DIRECTIONS FOR THIS TASK:
Set out each line from the following listing that includes the word "Mean".

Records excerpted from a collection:
•••
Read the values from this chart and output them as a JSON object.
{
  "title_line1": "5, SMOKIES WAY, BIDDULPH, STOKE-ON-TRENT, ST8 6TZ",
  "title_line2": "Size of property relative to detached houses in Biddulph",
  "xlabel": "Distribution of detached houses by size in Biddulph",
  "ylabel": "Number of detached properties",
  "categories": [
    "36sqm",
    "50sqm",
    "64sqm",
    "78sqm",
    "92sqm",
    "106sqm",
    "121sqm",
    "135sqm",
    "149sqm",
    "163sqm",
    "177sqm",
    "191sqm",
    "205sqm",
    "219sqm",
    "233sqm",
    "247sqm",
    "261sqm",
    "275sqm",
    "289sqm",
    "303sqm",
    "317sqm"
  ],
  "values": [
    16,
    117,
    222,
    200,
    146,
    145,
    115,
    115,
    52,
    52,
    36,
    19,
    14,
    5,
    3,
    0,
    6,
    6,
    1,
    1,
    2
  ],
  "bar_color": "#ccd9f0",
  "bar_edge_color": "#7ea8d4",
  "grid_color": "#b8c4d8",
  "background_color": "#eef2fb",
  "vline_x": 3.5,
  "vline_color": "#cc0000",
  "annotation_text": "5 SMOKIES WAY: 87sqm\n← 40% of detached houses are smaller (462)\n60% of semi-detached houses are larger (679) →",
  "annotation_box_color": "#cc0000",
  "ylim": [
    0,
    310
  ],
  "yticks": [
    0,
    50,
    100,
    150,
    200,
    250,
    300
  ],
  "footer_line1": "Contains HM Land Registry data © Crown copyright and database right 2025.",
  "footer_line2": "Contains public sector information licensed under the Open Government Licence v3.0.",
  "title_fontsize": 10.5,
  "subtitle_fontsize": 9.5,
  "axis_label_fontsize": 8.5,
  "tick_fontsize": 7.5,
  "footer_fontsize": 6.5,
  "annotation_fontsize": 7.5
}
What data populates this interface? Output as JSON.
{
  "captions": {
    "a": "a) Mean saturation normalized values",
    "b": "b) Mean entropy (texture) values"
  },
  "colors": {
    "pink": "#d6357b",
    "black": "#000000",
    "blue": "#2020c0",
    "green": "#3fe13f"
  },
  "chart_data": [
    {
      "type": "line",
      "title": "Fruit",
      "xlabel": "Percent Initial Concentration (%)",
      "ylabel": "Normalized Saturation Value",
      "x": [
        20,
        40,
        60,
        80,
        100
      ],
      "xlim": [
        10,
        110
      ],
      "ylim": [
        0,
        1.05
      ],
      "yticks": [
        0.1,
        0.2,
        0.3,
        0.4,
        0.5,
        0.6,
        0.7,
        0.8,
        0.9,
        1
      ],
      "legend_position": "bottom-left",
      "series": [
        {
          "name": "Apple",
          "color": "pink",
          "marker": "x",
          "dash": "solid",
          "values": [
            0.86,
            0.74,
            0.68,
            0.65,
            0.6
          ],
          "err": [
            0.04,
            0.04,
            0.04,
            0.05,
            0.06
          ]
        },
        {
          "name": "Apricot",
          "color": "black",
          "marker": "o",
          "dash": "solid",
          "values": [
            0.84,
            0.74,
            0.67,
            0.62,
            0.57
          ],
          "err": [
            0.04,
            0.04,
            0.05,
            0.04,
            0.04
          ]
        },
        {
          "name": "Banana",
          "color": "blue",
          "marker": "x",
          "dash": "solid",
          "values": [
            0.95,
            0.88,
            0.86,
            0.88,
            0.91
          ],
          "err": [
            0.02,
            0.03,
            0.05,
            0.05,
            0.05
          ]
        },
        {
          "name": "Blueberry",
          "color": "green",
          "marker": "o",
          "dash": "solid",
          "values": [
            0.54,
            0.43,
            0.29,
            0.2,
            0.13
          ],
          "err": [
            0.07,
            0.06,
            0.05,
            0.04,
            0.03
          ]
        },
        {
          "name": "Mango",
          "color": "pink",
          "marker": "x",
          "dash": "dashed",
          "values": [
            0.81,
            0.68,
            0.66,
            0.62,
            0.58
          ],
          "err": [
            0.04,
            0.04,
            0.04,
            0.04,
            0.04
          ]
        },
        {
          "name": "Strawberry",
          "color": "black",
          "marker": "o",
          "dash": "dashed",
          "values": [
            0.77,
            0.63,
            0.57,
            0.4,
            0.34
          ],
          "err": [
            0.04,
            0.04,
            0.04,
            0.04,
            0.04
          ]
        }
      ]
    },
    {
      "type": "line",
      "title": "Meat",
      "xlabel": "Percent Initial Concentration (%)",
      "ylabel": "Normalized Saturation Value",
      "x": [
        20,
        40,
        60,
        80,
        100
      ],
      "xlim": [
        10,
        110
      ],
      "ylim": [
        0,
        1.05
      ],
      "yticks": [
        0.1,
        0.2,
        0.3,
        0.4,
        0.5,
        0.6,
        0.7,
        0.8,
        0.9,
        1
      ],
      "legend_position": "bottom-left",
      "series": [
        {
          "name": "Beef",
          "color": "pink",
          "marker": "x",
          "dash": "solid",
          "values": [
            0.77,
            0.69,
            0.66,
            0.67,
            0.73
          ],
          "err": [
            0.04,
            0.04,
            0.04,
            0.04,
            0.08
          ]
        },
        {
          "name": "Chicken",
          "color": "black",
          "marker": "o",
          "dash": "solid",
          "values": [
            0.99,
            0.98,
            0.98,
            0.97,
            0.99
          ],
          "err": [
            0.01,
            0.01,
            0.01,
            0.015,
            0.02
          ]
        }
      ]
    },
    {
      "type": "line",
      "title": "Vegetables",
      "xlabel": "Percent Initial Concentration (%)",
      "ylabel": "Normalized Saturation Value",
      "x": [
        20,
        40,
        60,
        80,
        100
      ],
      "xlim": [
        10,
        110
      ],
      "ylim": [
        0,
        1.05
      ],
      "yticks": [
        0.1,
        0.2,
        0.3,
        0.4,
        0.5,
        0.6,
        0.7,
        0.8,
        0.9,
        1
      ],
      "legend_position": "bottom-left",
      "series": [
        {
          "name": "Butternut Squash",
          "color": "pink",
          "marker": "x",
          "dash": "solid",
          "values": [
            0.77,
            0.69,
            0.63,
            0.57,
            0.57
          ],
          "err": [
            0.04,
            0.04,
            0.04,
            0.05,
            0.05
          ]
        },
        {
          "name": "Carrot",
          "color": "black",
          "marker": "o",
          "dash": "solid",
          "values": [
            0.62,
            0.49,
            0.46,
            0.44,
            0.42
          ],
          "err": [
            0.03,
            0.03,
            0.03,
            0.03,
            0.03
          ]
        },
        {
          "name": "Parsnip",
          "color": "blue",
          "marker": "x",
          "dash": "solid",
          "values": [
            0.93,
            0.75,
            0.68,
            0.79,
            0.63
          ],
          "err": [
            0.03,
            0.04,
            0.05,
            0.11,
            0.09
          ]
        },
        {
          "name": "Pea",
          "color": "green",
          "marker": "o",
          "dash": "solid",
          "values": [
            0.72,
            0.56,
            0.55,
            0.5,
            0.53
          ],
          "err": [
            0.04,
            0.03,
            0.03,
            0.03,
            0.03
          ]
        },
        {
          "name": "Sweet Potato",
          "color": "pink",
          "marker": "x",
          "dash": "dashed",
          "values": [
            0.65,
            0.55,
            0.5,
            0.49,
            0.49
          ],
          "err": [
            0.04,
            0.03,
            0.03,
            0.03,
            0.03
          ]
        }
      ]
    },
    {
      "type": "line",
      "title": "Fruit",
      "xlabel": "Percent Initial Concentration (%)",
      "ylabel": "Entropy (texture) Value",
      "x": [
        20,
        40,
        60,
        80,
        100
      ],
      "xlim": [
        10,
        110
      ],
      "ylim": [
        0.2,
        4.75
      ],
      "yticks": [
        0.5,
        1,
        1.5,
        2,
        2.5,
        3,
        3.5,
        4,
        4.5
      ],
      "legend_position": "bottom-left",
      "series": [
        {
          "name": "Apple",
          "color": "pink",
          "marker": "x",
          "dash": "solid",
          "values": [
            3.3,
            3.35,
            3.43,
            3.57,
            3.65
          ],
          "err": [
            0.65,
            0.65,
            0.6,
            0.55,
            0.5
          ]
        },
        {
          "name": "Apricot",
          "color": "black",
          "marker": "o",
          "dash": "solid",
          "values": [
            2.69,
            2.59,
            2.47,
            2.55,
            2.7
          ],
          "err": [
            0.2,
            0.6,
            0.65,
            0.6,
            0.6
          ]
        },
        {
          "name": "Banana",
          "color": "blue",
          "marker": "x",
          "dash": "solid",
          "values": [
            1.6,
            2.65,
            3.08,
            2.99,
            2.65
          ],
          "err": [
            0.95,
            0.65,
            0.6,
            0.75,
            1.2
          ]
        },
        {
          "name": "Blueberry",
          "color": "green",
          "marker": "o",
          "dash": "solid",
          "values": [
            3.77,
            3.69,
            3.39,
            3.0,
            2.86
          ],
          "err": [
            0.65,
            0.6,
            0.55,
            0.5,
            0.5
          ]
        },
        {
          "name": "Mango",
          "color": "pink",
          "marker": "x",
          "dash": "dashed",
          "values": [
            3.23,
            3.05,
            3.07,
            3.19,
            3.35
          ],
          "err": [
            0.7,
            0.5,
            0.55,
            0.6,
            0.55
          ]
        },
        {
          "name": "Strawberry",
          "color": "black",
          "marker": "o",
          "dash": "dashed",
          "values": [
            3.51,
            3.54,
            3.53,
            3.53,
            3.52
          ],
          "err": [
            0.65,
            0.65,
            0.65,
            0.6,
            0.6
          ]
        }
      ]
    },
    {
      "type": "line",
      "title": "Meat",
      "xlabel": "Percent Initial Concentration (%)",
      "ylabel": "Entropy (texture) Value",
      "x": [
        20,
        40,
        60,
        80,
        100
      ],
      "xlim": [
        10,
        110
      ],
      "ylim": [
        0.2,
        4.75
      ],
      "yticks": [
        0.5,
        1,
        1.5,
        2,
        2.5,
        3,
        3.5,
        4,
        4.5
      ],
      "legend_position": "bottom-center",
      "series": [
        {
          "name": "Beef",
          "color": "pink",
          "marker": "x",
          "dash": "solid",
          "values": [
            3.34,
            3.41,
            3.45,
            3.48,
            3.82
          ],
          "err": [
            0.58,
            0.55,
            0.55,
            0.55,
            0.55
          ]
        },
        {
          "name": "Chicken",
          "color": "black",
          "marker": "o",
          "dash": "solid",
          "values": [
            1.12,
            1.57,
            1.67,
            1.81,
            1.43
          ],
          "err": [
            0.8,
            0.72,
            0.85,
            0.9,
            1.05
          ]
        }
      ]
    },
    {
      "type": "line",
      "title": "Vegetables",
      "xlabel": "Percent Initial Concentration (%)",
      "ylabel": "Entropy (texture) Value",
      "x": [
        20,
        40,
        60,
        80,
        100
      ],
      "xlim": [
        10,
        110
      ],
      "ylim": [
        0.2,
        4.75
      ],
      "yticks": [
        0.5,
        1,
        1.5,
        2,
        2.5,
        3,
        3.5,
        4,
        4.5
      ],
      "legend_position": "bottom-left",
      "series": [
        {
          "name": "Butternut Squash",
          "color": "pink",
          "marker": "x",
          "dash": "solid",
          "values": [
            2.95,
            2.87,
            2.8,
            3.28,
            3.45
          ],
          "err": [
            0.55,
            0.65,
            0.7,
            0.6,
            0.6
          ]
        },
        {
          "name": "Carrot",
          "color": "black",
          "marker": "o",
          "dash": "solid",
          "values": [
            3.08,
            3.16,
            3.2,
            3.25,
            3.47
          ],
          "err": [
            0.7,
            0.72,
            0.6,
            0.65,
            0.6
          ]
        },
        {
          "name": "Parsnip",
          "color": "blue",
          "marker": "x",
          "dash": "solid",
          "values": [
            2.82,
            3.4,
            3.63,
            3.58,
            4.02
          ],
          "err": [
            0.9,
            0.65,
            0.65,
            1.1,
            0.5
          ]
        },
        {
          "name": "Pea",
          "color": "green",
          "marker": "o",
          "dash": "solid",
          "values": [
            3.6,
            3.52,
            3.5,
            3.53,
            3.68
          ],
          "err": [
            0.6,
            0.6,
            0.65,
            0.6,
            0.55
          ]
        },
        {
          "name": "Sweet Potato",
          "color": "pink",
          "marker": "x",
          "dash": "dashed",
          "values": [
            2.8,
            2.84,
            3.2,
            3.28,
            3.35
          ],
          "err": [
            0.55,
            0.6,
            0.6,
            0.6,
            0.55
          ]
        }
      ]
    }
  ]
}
•••
WRITTEN SOLUTION:
    "a": "a) Mean saturation normalized values",
    "b": "b) Mean entropy (texture) values"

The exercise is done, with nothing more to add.